WHAT YOU ARE ASKED TO DO: Read the listing below and copy out every line that holds "pessoas".

RECORDS PROVIDED:
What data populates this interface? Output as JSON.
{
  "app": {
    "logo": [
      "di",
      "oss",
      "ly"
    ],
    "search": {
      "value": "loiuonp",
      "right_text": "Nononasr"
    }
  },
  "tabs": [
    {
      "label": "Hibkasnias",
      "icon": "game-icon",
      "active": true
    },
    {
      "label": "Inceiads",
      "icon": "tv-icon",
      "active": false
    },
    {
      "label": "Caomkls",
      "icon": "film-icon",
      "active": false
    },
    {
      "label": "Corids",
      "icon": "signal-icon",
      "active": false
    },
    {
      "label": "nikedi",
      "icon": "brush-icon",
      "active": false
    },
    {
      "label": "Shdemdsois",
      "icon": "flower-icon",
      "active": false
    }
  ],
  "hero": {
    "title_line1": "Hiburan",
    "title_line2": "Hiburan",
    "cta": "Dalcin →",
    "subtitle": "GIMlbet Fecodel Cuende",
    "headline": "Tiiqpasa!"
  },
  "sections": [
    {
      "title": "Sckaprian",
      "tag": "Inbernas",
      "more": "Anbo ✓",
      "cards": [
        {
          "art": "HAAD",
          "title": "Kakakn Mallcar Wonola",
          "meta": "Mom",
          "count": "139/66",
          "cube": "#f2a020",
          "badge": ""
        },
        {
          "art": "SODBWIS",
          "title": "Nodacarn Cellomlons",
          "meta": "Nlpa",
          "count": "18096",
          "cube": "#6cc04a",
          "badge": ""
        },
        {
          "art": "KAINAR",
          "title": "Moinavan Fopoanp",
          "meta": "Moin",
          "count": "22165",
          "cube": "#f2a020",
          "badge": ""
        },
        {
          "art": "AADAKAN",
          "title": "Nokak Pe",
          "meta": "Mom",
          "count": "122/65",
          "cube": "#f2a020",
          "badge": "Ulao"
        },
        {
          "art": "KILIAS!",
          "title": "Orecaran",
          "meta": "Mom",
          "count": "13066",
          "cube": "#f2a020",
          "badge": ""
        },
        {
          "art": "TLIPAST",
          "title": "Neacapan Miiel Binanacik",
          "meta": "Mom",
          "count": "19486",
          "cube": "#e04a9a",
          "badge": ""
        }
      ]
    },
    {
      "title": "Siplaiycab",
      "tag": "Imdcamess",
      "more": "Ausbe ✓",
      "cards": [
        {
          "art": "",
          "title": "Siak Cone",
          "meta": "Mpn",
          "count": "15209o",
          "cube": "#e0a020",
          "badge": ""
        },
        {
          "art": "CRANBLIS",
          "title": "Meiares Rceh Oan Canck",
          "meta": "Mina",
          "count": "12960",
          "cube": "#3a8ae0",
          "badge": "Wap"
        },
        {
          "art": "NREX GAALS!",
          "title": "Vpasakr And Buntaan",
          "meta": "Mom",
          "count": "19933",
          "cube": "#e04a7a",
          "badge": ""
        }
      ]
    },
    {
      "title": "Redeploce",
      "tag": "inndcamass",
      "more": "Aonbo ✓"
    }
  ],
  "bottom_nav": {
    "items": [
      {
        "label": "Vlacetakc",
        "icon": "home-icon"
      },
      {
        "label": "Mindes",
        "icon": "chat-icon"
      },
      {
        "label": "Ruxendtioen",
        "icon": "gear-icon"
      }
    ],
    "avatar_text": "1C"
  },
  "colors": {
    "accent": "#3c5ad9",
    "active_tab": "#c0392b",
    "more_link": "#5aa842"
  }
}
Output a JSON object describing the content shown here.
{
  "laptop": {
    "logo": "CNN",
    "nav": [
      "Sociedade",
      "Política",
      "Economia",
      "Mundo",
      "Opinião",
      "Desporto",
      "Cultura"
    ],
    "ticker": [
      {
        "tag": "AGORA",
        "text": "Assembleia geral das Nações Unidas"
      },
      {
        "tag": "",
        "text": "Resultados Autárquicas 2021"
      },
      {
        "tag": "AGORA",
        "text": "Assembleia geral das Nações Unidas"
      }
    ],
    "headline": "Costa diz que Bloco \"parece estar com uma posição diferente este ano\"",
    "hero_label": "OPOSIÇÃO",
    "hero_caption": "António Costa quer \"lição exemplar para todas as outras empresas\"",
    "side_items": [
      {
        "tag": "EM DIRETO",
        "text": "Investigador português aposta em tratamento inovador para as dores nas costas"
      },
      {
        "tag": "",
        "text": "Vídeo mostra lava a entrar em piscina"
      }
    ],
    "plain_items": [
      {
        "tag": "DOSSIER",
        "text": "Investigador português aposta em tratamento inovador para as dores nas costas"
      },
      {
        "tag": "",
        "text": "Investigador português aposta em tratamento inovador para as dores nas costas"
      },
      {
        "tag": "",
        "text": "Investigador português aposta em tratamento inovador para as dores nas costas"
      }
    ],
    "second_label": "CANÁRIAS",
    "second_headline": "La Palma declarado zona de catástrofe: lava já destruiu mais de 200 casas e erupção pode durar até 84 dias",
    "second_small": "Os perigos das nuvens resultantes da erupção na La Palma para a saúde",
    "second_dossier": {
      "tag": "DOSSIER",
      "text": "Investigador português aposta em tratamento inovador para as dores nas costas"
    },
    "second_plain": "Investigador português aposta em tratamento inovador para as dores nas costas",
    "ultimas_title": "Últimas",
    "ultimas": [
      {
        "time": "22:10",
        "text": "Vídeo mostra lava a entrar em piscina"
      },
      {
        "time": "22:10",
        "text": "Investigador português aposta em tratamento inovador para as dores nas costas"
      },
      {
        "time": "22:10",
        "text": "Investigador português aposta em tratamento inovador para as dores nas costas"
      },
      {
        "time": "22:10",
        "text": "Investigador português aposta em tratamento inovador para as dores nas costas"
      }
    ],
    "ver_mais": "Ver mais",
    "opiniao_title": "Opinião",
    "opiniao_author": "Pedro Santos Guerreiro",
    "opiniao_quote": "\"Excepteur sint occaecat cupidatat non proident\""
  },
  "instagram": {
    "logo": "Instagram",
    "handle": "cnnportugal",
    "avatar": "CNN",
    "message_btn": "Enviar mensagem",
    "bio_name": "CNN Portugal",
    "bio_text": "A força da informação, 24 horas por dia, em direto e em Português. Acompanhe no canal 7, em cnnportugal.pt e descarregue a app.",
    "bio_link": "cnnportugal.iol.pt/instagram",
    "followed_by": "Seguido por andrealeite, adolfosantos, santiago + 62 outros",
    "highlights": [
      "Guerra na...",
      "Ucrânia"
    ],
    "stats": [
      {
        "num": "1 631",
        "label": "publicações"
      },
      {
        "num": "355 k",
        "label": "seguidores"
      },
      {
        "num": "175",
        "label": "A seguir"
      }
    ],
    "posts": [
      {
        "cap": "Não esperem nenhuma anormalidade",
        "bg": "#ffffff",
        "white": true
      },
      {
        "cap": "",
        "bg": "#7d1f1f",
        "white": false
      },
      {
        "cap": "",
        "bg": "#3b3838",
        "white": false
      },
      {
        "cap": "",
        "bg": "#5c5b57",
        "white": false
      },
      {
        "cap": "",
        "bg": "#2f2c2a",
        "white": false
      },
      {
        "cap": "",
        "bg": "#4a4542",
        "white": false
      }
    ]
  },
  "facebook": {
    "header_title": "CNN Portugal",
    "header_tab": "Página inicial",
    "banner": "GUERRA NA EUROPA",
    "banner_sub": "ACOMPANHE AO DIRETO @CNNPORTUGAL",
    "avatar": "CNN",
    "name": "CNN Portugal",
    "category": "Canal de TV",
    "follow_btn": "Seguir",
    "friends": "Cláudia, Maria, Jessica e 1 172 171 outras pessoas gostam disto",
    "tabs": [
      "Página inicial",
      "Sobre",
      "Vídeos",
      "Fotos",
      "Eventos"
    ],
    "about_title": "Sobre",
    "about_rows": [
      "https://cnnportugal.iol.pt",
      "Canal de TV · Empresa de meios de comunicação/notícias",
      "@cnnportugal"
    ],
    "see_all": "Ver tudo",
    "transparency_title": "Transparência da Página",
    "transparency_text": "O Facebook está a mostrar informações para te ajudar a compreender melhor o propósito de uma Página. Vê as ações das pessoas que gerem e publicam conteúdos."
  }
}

SOLUTION FOR THIS EXERCISE:
    "friends": "Cláudia, Maria, Jessica e 1 172 171 outras pessoas gostam disto",
    "transparency_text": "O Facebook está a mostrar informações para te ajudar a compreender melhor o propósito de uma Página. Vê as ações das pessoas que gerem e publicam conteúdos."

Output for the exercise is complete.